In the material below, find every line with "make" and pull it out.

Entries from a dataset
================================
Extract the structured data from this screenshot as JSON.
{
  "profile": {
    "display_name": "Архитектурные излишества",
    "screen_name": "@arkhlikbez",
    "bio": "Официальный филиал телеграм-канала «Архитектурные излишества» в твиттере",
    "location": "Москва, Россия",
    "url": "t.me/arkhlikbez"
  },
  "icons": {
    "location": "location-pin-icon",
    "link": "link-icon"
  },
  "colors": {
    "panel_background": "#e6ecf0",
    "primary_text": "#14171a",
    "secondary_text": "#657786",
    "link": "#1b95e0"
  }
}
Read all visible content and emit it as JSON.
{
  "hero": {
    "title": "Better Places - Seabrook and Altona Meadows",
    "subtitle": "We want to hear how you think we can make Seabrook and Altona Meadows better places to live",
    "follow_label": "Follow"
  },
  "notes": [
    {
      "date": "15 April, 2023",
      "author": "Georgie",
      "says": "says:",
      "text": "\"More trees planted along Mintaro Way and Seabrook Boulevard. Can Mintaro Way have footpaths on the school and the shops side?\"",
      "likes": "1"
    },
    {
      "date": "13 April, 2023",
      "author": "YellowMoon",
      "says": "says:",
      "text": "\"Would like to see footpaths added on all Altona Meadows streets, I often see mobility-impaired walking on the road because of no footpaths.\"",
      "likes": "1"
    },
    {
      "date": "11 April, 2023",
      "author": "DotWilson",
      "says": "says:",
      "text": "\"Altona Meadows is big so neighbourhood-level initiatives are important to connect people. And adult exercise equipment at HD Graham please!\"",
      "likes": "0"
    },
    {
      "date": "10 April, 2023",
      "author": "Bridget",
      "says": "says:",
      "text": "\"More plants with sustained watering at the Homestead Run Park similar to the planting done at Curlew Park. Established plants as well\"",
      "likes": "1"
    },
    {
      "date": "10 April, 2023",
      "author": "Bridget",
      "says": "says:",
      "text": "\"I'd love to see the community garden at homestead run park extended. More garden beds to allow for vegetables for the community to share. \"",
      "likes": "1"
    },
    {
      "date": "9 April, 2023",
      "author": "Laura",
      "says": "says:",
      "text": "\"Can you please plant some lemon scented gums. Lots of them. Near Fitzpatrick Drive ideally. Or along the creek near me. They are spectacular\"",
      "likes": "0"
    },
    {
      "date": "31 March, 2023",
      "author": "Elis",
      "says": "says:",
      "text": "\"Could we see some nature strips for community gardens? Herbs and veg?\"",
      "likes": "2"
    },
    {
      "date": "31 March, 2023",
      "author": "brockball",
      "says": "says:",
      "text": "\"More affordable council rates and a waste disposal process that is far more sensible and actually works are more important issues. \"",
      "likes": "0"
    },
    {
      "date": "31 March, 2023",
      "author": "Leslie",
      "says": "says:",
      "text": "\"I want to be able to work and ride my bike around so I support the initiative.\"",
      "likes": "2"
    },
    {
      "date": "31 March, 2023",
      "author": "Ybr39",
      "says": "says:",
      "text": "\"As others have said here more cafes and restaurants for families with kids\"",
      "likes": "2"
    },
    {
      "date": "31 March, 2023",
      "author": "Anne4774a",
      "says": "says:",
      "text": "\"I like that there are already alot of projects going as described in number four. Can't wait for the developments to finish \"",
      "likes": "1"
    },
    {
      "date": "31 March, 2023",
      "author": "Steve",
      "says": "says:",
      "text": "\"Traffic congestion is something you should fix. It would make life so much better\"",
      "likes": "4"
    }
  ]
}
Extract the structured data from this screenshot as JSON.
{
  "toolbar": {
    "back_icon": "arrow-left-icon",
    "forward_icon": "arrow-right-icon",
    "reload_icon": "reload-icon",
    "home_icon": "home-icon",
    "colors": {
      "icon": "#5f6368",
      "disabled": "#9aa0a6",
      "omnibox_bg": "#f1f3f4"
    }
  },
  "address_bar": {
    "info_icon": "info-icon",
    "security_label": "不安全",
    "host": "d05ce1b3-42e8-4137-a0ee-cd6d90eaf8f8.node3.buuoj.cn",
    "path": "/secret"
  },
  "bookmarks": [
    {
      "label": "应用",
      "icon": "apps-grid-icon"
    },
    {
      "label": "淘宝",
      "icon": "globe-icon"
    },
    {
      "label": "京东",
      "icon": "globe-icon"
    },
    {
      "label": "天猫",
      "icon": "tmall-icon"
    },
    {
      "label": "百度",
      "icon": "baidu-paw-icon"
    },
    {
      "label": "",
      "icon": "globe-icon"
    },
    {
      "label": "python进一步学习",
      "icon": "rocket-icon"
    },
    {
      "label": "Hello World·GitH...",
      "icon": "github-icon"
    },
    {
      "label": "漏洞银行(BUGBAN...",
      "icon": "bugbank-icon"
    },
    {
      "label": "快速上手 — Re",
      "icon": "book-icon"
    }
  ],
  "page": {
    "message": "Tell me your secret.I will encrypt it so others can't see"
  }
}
================================
Task result
    "subtitle": "We want to hear how you think we can make Seabrook and Altona Meadows better places to live",
      "text": "\"Traffic congestion is something you should fix. It would make life so much better\"",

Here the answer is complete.